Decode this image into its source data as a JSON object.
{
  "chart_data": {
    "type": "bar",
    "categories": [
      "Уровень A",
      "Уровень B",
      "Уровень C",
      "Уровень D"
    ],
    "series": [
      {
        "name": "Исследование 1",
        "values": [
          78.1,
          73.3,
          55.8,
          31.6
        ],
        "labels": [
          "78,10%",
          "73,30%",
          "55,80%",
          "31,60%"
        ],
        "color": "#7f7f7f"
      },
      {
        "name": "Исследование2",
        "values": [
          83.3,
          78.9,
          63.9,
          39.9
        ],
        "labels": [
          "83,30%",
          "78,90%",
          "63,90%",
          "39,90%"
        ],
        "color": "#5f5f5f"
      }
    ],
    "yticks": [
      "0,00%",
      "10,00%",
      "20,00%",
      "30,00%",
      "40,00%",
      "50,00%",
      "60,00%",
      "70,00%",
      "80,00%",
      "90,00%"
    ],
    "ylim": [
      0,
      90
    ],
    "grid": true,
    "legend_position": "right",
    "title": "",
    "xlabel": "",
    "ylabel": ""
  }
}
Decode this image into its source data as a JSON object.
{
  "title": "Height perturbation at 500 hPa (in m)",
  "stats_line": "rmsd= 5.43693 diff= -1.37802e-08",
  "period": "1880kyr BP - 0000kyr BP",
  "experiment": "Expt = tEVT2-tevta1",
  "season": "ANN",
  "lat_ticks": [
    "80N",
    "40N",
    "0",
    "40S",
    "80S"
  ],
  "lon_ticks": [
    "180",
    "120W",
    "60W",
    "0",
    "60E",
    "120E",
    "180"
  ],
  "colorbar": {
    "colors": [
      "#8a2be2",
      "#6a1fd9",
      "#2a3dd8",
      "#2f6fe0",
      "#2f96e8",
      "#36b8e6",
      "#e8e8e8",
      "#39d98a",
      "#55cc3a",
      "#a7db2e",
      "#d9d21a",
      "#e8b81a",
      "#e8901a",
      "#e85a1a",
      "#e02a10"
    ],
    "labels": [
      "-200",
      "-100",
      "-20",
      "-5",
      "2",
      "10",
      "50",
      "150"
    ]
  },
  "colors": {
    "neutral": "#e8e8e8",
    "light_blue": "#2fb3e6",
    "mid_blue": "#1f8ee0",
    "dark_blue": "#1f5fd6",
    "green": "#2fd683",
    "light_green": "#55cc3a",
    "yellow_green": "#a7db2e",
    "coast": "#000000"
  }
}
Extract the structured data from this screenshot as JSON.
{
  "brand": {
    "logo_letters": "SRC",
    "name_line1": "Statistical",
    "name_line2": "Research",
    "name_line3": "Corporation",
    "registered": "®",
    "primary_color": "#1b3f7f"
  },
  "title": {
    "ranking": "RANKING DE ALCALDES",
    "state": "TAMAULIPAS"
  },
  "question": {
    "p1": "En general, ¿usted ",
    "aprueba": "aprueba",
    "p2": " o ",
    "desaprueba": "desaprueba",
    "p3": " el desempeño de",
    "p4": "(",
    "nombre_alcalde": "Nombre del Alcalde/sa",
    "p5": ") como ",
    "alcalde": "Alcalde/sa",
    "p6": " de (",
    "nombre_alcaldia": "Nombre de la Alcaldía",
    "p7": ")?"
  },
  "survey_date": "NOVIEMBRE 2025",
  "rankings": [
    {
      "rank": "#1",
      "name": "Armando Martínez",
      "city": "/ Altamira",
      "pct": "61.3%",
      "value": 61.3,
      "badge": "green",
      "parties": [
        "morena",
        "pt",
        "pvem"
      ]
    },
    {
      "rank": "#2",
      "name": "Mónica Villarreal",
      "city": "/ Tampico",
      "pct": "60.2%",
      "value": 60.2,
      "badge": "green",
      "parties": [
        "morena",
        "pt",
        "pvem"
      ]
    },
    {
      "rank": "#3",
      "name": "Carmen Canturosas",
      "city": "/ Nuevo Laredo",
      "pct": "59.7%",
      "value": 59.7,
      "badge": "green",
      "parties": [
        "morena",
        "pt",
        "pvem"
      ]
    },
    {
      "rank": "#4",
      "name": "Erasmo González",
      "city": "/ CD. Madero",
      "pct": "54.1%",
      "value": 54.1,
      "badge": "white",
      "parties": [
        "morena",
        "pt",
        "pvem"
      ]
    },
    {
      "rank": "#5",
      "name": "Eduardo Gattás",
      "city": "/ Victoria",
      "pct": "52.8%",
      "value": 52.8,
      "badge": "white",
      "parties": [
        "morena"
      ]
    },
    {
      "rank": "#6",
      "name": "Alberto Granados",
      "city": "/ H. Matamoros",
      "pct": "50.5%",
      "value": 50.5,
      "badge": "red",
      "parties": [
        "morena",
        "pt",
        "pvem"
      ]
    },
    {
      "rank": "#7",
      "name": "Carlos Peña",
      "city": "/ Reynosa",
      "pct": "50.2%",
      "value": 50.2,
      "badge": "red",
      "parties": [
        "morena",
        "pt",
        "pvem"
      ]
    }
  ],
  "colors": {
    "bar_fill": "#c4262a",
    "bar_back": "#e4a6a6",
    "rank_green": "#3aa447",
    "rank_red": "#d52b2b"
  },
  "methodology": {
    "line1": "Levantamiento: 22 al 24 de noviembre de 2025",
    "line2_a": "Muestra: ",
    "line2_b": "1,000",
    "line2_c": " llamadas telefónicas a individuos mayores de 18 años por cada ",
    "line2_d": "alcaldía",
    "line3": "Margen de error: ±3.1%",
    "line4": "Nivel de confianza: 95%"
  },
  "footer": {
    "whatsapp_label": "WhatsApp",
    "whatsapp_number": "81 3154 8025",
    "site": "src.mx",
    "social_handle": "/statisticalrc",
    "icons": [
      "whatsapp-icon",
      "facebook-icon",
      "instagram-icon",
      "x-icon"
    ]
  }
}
—————
DIRECTIONS FOR THIS TASK >>
Without leaving anything out, give the entries again exactly.

RESPONSE TO THE EXERCISE >>
Decode this image into its source data as a JSON object.
{
  "chart_data": {
    "type": "bar",
    "categories": [
      "Уровень A",
      "Уровень B",
      "Уровень C",
      "Уровень D"
    ],
    "series": [
      {
        "name": "Исследование 1",
        "values": [
          78.1,
          73.3,
          55.8,
          31.6
        ],
        "labels": [
          "78,10%",
          "73,30%",
          "55,80%",
          "31,60%"
        ],
        "color": "#7f7f7f"
      },
      {
        "name": "Исследование2",
        "values": [
          83.3,
          78.9,
          63.9,
          39.9
        ],
        "labels": [
          "83,30%",
          "78,90%",
          "63,90%",
          "39,90%"
        ],
        "color": "#5f5f5f"
      }
    ],
    "yticks": [
      "0,00%",
      "10,00%",
      "20,00%",
      "30,00%",
      "40,00%",
      "50,00%",
      "60,00%",
      "70,00%",
      "80,00%",
      "90,00%"
    ],
    "ylim": [
      0,
      90
    ],
    "grid": true,
    "legend_position": "right",
    "title": "",
    "xlabel": "",
    "ylabel": ""
  }
}
Decode this image into its source data as a JSON object.
{
  "title": "Height perturbation at 500 hPa (in m)",
  "stats_line": "rmsd= 5.43693 diff= -1.37802e-08",
  "period": "1880kyr BP - 0000kyr BP",
  "experiment": "Expt = tEVT2-tevta1",
  "season": "ANN",
  "lat_ticks": [
    "80N",
    "40N",
    "0",
    "40S",
    "80S"
  ],
  "lon_ticks": [
    "180",
    "120W",
    "60W",
    "0",
    "60E",
    "120E",
    "180"
  ],
  "colorbar": {
    "colors": [
      "#8a2be2",
      "#6a1fd9",
      "#2a3dd8",
      "#2f6fe0",
      "#2f96e8",
      "#36b8e6",
      "#e8e8e8",
      "#39d98a",
      "#55cc3a",
      "#a7db2e",
      "#d9d21a",
      "#e8b81a",
      "#e8901a",
      "#e85a1a",
      "#e02a10"
    ],
    "labels": [
      "-200",
      "-100",
      "-20",
      "-5",
      "2",
      "10",
      "50",
      "150"
    ]
  },
  "colors": {
    "neutral": "#e8e8e8",
    "light_blue": "#2fb3e6",
    "mid_blue": "#1f8ee0",
    "dark_blue": "#1f5fd6",
    "green": "#2fd683",
    "light_green": "#55cc3a",
    "yellow_green": "#a7db2e",
    "coast": "#000000"
  }
}
Extract the structured data from this screenshot as JSON.
{
  "brand": {
    "logo_letters": "SRC",
    "name_line1": "Statistical",
    "name_line2": "Research",
    "name_line3": "Corporation",
    "registered": "®",
    "primary_color": "#1b3f7f"
  },
  "title": {
    "ranking": "RANKING DE ALCALDES",
    "state": "TAMAULIPAS"
  },
  "question": {
    "p1": "En general, ¿usted ",
    "aprueba": "aprueba",
    "p2": " o ",
    "desaprueba": "desaprueba",
    "p3": " el desempeño de",
    "p4": "(",
    "nombre_alcalde": "Nombre del Alcalde/sa",
    "p5": ") como ",
    "alcalde": "Alcalde/sa",
    "p6": " de (",
    "nombre_alcaldia": "Nombre de la Alcaldía",
    "p7": ")?"
  },
  "survey_date": "NOVIEMBRE 2025",
  "rankings": [
    {
      "rank": "#1",
      "name": "Armando Martínez",
      "city": "/ Altamira",
      "pct": "61.3%",
      "value": 61.3,
      "badge": "green",
      "parties": [
        "morena",
        "pt",
        "pvem"
      ]
    },
    {
      "rank": "#2",
      "name": "Mónica Villarreal",
      "city": "/ Tampico",
      "pct": "60.2%",
      "value": 60.2,
      "badge": "green",
      "parties": [
        "morena",
        "pt",
        "pvem"
      ]
    },
    {
      "rank": "#3",
      "name": "Carmen Canturosas",
      "city": "/ Nuevo Laredo",
      "pct": "59.7%",
      "value": 59.7,
      "badge": "green",
      "parties": [
        "morena",
        "pt",
        "pvem"
      ]
    },
    {
      "rank": "#4",
      "name": "Erasmo González",
      "city": "/ CD. Madero",
      "pct": "54.1%",
      "value": 54.1,
      "badge": "white",
      "parties": [
        "morena",
        "pt",
        "pvem"
      ]
    },
    {
      "rank": "#5",
      "name": "Eduardo Gattás",
      "city": "/ Victoria",
      "pct": "52.8%",
      "value": 52.8,
      "badge": "white",
      "parties": [
        "morena"
      ]
    },
    {
      "rank": "#6",
      "name": "Alberto Granados",
      "city": "/ H. Matamoros",
      "pct": "50.5%",
      "value": 50.5,
      "badge": "red",
      "parties": [
        "morena",
        "pt",
        "pvem"
      ]
    },
    {
      "rank": "#7",
      "name": "Carlos Peña",
      "city": "/ Reynosa",
      "pct": "50.2%",
      "value": 50.2,
      "badge": "red",
      "parties": [
        "morena",
        "pt",
        "pvem"
      ]
    }
  ],
  "colors": {
    "bar_fill": "#c4262a",
    "bar_back": "#e4a6a6",
    "rank_green": "#3aa447",
    "rank_red": "#d52b2b"
  },
  "methodology": {
    "line1": "Levantamiento: 22 al 24 de noviembre de 2025",
    "line2_a": "Muestra: ",
    "line2_b": "1,000",
    "line2_c": " llamadas telefónicas a individuos mayores de 18 años por cada ",
    "line2_d": "alcaldía",
    "line3": "Margen de error: ±3.1%",
    "line4": "Nivel de confianza: 95%"
  },
  "footer": {
    "whatsapp_label": "WhatsApp",
    "whatsapp_number": "81 3154 8025",
    "site": "src.mx",
    "social_handle": "/statisticalrc",
    "icons": [
      "whatsapp-icon",
      "facebook-icon",
      "instagram-icon",
      "x-icon"
    ]
  }
}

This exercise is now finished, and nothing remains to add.